* WORK REQUIRED *
Convert each line of the listing into a row of a Markdown table with the columns No. and Line, numbering the rows in order and omitting blank lines.

Data items:
****

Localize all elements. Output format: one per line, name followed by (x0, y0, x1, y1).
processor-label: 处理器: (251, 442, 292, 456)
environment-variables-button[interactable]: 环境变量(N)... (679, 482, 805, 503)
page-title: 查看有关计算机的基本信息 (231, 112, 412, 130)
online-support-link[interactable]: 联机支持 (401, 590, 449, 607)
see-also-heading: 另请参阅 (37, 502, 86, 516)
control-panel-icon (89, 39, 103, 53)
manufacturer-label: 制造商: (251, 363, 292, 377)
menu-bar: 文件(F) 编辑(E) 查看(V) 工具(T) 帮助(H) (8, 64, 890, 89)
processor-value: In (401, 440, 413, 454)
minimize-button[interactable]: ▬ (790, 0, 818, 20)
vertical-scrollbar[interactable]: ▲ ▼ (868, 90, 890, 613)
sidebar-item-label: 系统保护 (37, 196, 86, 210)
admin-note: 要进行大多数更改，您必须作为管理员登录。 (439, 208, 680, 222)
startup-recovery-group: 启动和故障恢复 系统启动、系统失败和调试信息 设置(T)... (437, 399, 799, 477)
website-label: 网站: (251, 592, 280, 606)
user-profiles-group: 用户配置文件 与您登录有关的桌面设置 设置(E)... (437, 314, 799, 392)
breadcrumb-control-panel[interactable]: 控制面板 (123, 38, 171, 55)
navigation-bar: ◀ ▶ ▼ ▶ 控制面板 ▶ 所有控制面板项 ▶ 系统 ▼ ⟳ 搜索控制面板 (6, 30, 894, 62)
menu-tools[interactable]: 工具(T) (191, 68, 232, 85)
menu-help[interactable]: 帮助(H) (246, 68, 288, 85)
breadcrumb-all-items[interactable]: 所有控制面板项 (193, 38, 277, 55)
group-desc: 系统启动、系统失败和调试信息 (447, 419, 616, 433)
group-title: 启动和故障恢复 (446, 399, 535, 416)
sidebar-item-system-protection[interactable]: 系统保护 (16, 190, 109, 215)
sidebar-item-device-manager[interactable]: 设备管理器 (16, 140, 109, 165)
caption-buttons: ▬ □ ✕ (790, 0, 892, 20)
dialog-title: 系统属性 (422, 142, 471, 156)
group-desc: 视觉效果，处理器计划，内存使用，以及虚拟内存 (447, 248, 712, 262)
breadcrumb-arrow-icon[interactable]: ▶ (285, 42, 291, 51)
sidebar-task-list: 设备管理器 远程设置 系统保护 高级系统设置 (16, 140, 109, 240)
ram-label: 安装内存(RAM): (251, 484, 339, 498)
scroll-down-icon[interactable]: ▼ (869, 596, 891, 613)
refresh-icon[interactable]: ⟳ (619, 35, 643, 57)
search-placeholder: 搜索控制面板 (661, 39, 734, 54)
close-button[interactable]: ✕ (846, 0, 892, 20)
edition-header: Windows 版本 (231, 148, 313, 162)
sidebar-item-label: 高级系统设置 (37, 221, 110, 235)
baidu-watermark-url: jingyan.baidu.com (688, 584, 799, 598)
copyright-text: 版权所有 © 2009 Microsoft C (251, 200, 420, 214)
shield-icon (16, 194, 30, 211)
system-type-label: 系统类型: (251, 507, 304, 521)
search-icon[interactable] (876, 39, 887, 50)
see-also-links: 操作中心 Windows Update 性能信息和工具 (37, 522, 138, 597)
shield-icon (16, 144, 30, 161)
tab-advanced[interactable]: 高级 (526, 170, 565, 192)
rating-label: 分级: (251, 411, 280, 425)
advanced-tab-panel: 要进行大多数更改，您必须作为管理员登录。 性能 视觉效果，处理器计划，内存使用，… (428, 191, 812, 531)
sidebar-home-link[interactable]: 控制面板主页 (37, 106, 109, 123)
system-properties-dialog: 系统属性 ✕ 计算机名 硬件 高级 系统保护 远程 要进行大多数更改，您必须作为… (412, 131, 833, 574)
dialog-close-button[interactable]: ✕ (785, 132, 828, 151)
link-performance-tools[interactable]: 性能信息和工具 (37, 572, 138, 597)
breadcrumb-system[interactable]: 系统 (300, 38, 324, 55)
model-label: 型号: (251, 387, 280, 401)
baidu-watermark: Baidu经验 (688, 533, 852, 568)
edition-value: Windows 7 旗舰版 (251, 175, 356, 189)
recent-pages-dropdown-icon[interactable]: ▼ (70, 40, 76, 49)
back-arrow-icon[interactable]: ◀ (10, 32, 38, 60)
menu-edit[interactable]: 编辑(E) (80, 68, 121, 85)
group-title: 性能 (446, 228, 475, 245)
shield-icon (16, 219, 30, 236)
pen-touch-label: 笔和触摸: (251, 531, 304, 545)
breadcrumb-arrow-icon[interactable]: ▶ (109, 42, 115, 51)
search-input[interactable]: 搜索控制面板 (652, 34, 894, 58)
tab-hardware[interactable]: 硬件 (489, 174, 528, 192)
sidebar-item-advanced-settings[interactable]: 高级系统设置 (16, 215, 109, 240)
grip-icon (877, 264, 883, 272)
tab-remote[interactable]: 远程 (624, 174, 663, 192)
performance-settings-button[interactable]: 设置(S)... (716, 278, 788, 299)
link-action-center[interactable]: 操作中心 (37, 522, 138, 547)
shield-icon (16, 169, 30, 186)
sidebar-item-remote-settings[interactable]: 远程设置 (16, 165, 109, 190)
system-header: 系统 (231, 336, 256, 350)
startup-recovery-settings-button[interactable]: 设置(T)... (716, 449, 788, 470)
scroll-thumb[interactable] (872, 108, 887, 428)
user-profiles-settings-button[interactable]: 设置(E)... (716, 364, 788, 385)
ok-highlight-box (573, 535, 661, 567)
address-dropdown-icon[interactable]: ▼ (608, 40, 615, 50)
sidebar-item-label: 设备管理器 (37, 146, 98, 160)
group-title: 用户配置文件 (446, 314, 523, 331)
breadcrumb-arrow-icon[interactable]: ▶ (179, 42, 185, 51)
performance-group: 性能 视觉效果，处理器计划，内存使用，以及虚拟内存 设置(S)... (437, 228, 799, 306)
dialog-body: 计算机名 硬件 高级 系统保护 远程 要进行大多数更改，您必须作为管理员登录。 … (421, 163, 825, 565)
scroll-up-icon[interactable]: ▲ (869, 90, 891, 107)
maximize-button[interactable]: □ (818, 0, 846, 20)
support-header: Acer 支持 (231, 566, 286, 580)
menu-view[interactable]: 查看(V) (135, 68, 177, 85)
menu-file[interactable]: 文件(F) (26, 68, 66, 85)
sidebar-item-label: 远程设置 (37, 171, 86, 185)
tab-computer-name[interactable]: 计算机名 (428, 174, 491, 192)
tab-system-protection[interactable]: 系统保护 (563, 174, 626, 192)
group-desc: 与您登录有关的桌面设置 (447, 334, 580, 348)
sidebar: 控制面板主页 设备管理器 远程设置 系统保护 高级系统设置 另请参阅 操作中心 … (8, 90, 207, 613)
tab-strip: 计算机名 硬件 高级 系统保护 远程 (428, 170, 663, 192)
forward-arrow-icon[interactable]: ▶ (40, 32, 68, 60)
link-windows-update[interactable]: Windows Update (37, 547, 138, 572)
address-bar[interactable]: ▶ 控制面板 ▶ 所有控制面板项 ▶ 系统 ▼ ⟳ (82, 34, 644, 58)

****

* RESULT OF THE EXERCISE *
| No. | Line |
|---|---|
| 1 | Localize all elements. Output format: one per line, name followed by (x0, y0, x1, y1). |
| 2 | processor-label: 处理器: (251, 442, 292, 456) |
| 3 | environment-variables-button[interactable]: 环境变量(N)... (679, 482, 805, 503) |
| 4 | page-title: 查看有关计算机的基本信息 (231, 112, 412, 130) |
| 5 | online-support-link[interactable]: 联机支持 (401, 590, 449, 607) |
| 6 | see-also-heading: 另请参阅 (37, 502, 86, 516) |
| 7 | control-panel-icon (89, 39, 103, 53) |
| 8 | manufacturer-label: 制造商: (251, 363, 292, 377) |
| 9 | menu-bar: 文件(F) 编辑(E) 查看(V) 工具(T) 帮助(H) (8, 64, 890, 89) |
| 10 | processor-value: In (401, 440, 413, 454) |
| 11 | minimize-button[interactable]: ▬ (790, 0, 818, 20) |
| 12 | vertical-scrollbar[interactable]: ▲ ▼ (868, 90, 890, 613) |
| 13 | sidebar-item-label: 系统保护 (37, 196, 86, 210) |
| 14 | admin-note: 要进行大多数更改，您必须作为管理员登录。 (439, 208, 680, 222) |
| 15 | startup-recovery-group: 启动和故障恢复 系统启动、系统失败和调试信息 设置(T)... (437, 399, 799, 477) |
| 16 | website-label: 网站: (251, 592, 280, 606) |
| 17 | user-profiles-group: 用户配置文件 与您登录有关的桌面设置 设置(E)... (437, 314, 799, 392) |
| 18 | breadcrumb-control-panel[interactable]: 控制面板 (123, 38, 171, 55) |
| 19 | navigation-bar: ◀ ▶ ▼ ▶ 控制面板 ▶ 所有控制面板项 ▶ 系统 ▼ ⟳ 搜索控制面板 (6, 30, 894, 62) |
| 20 | menu-tools[interactable]: 工具(T) (191, 68, 232, 85) |
| 21 | menu-help[interactable]: 帮助(H) (246, 68, 288, 85) |
| 22 | breadcrumb-all-items[interactable]: 所有控制面板项 (193, 38, 277, 55) |
| 23 | group-desc: 系统启动、系统失败和调试信息 (447, 419, 616, 433) |
| 24 | group-title: 启动和故障恢复 (446, 399, 535, 416) |
| 25 | sidebar-item-system-protection[interactable]: 系统保护 (16, 190, 109, 215) |
| 26 | sidebar-item-device-manager[interactable]: 设备管理器 (16, 140, 109, 165) |
| 27 | caption-buttons: ▬ □ ✕ (790, 0, 892, 20) |
| 28 | dialog-title: 系统属性 (422, 142, 471, 156) |
| 29 | group-desc: 视觉效果，处理器计划，内存使用，以及虚拟内存 (447, 248, 712, 262) |
| 30 | breadcrumb-arrow-icon[interactable]: ▶ (285, 42, 291, 51) |
| 31 | sidebar-task-list: 设备管理器 远程设置 系统保护 高级系统设置 (16, 140, 109, 240) |
| 32 | ram-label: 安装内存(RAM): (251, 484, 339, 498) |
| 33 | scroll-down-icon[interactable]: ▼ (869, 596, 891, 613) |
| 34 | refresh-icon[interactable]: ⟳ (619, 35, 643, 57) |
| 35 | search-placeholder: 搜索控制面板 (661, 39, 734, 54) |
| 36 | close-button[interactable]: ✕ (846, 0, 892, 20) |
| 37 | edition-header: Windows 版本 (231, 148, 313, 162) |
| 38 | sidebar-item-label: 高级系统设置 (37, 221, 110, 235) |
| 39 | baidu-watermark-url: jingyan.baidu.com (688, 584, 799, 598) |
| 40 | copyright-text: 版权所有 © 2009 Microsoft C (251, 200, 420, 214) |
| 41 | shield-icon (16, 194, 30, 211) |
| 42 | system-type-label: 系统类型: (251, 507, 304, 521) |
| 43 | search-icon[interactable] (876, 39, 887, 50) |
| 44 | see-also-links: 操作中心 Windows Update 性能信息和工具 (37, 522, 138, 597) |
| 45 | shield-icon (16, 144, 30, 161) |
| 46 | tab-advanced[interactable]: 高级 (526, 170, 565, 192) |
| 47 | rating-label: 分级: (251, 411, 280, 425) |
| 48 | advanced-tab-panel: 要进行大多数更改，您必须作为管理员登录。 性能 视觉效果，处理器计划，内存使用，… (428, 191, 812, 531) |
| 49 | sidebar-home-link[interactable]: 控制面板主页 (37, 106, 109, 123) |
| 50 | system-properties-dialog: 系统属性 ✕ 计算机名 硬件 高级 系统保护 远程 要进行大多数更改，您必须作为… (412, 131, 833, 574) |
| 51 | dialog-close-button[interactable]: ✕ (785, 132, 828, 151) |
| 52 | link-performance-tools[interactable]: 性能信息和工具 (37, 572, 138, 597) |
| 53 | breadcrumb-system[interactable]: 系统 (300, 38, 324, 55) |
| 54 | model-label: 型号: (251, 387, 280, 401) |
| 55 | baidu-watermark: Baidu经验 (688, 533, 852, 568) |
| 56 | edition-value: Windows 7 旗舰版 (251, 175, 356, 189) |
| 57 | recent-pages-dropdown-icon[interactable]: ▼ (70, 40, 76, 49) |
| 58 | back-arrow-icon[interactable]: ◀ (10, 32, 38, 60) |
| 59 | menu-edit[interactable]: 编辑(E) (80, 68, 121, 85) |
| 60 | group-title: 性能 (446, 228, 475, 245) |
| 61 | shield-icon (16, 219, 30, 236) |
| 62 | pen-touch-label: 笔和触摸: (251, 531, 304, 545) |
| 63 | breadcrumb-arrow-icon[interactable]: ▶ (109, 42, 115, 51) |
| 64 | search-input[interactable]: 搜索控制面板 (652, 34, 894, 58) |
| 65 | tab-hardware[interactable]: 硬件 (489, 174, 528, 192) |
| 66 | sidebar-item-advanced-settings[interactable]: 高级系统设置 (16, 215, 109, 240) |
| 67 | grip-icon (877, 264, 883, 272) |
| 68 | tab-remote[interactable]: 远程 (624, 174, 663, 192) |
| 69 | performance-settings-button[interactable]: 设置(S)... (716, 278, 788, 299) |
| 70 | link-action-center[interactable]: 操作中心 (37, 522, 138, 547) |
| 71 | shield-icon (16, 169, 30, 186) |
| 72 | sidebar-item-remote-settings[interactable]: 远程设置 (16, 165, 109, 190) |
| 73 | system-header: 系统 (231, 336, 256, 350) |
| 74 | startup-recovery-settings-button[interactable]: 设置(T)... (716, 449, 788, 470) |
| 75 | scroll-thumb[interactable] (872, 108, 887, 428) |
| 76 | user-profiles-settings-button[interactable]: 设置(E)... (716, 364, 788, 385) |
| 77 | ok-highlight-box (573, 535, 661, 567) |
| 78 | address-dropdown-icon[interactable]: ▼ (608, 40, 615, 50) |
| 79 | sidebar-item-label: 设备管理器 (37, 146, 98, 160) |
| 80 | group-title: 用户配置文件 (446, 314, 523, 331) |
| 81 | breadcrumb-arrow-icon[interactable]: ▶ (179, 42, 185, 51) |
| 82 | performance-group: 性能 视觉效果，处理器计划，内存使用，以及虚拟内存 设置(S)... (437, 228, 799, 306) |
| 83 | dialog-body: 计算机名 硬件 高级 系统保护 远程 要进行大多数更改，您必须作为管理员登录。 … (421, 163, 825, 565) |
| 84 | scroll-up-icon[interactable]: ▲ (869, 90, 891, 107) |
| 85 | maximize-button[interactable]: □ (818, 0, 846, 20) |
| 86 | support-header: Acer 支持 (231, 566, 286, 580) |
| 87 | menu-view[interactable]: 查看(V) (135, 68, 177, 85) |
| 88 | menu-file[interactable]: 文件(F) (26, 68, 66, 85) |
| 89 | sidebar-item-label: 远程设置 (37, 171, 86, 185) |
| 90 | tab-computer-name[interactable]: 计算机名 (428, 174, 491, 192) |
| 91 | tab-system-protection[interactable]: 系统保护 (563, 174, 626, 192) |
| 92 | group-desc: 与您登录有关的桌面设置 (447, 334, 580, 348) |
| 93 | sidebar: 控制面板主页 设备管理器 远程设置 系统保护 高级系统设置 另请参阅 操作中心 … (8, 90, 207, 613) |
| 94 | tab-strip: 计算机名 硬件 高级 系统保护 远程 (428, 170, 663, 192) |
| 95 | forward-arrow-icon[interactable]: ▶ (40, 32, 68, 60) |
| 96 | link-windows-update[interactable]: Windows Update (37, 547, 138, 572) |
| 97 | address-bar[interactable]: ▶ 控制面板 ▶ 所有控制面板项 ▶ 系统 ▼ ⟳ (82, 34, 644, 58) |